───── TASK INPUTS
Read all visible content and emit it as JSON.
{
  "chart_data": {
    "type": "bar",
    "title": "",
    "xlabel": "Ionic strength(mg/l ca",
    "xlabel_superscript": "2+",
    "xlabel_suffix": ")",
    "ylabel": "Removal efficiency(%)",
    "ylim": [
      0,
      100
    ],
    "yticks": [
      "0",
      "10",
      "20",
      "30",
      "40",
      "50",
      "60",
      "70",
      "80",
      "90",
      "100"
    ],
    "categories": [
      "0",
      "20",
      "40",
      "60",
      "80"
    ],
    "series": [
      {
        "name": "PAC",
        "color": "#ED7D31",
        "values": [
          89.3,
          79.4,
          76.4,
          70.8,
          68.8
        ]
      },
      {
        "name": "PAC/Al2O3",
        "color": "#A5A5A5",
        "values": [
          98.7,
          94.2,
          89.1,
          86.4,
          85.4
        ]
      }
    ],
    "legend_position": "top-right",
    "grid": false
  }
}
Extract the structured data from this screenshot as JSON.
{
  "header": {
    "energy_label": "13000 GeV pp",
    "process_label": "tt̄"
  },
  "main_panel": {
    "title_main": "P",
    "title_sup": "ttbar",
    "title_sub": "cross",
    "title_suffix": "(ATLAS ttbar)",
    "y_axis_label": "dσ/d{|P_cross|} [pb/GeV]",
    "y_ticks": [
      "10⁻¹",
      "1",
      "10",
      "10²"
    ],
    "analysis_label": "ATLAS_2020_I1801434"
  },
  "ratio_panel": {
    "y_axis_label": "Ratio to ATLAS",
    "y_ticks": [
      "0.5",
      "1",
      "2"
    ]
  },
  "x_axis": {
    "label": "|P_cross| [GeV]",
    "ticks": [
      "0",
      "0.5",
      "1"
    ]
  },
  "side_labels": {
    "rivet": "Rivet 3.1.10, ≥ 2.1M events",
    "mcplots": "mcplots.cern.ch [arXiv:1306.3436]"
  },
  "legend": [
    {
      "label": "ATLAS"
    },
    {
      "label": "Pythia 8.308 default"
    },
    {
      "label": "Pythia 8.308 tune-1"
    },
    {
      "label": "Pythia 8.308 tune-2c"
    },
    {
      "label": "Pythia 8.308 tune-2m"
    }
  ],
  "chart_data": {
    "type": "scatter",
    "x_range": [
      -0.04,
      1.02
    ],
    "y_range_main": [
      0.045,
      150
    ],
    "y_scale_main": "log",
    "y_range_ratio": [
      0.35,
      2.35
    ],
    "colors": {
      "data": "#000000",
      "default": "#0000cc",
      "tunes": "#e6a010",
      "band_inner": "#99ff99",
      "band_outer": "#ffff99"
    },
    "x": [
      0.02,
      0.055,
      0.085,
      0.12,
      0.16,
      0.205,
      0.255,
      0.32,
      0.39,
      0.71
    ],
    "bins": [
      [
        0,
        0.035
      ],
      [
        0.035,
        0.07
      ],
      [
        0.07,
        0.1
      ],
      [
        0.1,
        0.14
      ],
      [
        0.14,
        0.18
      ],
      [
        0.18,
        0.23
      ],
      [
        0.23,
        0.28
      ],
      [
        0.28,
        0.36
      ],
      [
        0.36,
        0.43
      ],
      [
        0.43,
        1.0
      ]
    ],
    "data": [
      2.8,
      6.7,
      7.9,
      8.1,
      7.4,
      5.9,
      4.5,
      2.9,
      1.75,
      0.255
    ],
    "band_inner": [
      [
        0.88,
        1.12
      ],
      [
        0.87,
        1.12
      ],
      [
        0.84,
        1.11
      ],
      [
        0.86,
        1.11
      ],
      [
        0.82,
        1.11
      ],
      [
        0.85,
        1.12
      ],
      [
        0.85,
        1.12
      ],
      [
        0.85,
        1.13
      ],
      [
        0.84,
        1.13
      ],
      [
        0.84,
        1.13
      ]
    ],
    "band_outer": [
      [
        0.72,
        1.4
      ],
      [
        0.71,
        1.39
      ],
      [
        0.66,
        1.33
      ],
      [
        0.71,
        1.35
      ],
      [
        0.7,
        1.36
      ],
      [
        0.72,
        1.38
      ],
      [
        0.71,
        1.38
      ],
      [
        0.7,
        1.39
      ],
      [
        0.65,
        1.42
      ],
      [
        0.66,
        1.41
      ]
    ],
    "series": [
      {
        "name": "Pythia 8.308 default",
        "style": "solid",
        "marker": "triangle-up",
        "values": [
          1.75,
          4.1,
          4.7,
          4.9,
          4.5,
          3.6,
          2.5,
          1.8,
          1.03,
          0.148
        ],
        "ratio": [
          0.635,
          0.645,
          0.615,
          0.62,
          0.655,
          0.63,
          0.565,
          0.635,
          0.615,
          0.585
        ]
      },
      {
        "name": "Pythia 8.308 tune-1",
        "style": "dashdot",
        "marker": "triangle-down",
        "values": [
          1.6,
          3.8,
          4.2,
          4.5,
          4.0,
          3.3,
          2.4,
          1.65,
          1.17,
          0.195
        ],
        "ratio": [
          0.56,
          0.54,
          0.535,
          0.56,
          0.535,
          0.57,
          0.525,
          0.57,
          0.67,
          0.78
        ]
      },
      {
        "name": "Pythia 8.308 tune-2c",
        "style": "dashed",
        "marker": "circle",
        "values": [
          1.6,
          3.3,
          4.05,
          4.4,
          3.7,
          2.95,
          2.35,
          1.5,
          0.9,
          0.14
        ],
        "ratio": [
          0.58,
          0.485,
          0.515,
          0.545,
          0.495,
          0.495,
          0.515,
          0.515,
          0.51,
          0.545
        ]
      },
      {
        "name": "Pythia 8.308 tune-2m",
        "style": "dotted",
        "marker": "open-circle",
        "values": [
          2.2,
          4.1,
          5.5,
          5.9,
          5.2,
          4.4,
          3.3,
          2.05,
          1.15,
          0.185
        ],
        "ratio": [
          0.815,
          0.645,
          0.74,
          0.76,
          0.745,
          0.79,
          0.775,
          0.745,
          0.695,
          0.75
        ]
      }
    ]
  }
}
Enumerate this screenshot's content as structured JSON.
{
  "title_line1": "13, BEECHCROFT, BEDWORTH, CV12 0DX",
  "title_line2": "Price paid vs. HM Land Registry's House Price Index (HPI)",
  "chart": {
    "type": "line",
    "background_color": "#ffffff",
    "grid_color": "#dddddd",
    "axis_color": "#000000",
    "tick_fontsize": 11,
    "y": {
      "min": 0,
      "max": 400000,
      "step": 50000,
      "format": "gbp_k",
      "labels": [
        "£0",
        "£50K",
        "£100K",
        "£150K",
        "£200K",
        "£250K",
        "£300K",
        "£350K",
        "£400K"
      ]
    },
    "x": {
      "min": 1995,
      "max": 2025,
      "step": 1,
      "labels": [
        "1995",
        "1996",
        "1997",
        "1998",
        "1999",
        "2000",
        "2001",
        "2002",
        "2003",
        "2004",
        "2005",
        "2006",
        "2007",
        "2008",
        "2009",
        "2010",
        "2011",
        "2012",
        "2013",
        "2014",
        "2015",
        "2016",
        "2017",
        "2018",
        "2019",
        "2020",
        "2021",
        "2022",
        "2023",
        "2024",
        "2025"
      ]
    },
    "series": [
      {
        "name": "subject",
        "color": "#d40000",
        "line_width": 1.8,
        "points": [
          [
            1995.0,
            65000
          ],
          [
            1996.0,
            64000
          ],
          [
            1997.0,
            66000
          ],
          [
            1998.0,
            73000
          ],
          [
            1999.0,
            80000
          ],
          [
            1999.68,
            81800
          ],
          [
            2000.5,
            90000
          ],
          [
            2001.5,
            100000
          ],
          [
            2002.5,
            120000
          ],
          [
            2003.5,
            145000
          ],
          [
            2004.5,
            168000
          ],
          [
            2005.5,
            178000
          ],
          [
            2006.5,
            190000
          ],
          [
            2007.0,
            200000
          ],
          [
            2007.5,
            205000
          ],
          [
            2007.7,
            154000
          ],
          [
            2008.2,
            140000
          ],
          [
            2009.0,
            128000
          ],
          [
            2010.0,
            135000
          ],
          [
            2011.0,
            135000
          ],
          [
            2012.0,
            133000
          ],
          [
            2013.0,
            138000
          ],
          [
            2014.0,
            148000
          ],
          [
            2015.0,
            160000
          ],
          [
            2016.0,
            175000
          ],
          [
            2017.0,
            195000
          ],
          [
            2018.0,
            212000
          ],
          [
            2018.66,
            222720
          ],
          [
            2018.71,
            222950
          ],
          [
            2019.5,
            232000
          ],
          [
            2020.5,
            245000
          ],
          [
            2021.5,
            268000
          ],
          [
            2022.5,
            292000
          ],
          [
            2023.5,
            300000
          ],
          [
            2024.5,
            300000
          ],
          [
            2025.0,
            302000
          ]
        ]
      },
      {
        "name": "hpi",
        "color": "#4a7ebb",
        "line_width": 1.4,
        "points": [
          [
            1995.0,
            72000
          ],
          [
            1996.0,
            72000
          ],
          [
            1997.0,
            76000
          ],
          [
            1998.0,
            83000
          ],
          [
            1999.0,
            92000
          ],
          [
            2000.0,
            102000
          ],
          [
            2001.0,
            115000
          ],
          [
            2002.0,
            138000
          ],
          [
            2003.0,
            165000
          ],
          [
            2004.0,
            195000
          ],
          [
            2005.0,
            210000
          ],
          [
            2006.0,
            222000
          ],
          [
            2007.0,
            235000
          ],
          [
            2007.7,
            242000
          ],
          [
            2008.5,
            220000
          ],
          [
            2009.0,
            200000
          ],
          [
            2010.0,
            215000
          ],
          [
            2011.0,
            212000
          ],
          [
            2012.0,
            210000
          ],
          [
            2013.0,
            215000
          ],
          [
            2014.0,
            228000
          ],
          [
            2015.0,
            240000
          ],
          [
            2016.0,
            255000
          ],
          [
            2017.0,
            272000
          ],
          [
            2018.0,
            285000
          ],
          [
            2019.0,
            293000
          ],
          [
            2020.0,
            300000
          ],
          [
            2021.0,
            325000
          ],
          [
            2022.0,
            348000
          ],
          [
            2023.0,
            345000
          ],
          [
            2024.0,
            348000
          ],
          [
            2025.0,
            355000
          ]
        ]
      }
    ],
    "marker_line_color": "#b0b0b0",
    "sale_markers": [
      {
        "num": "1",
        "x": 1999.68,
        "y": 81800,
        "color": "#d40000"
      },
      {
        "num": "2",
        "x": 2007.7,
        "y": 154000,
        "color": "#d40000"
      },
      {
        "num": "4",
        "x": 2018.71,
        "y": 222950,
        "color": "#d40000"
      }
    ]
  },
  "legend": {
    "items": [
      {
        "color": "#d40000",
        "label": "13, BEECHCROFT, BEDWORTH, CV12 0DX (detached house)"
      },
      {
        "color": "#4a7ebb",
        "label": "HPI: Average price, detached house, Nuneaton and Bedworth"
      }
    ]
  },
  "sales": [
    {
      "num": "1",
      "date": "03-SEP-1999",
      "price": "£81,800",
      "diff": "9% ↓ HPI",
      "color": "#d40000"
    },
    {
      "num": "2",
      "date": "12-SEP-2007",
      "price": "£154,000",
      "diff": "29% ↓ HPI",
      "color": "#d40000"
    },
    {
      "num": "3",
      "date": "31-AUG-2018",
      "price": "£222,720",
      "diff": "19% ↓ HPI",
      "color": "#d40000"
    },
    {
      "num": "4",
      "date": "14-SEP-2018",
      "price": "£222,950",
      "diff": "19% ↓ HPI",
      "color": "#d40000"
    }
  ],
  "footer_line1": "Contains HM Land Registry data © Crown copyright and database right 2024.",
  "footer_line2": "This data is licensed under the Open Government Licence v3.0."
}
──────────
SET PROBLEM: Pick out every line above that contains the word "triangle" and copy it.

COMPLETE ANSWER:
        "marker": "triangle-up",
        "marker": "triangle-down",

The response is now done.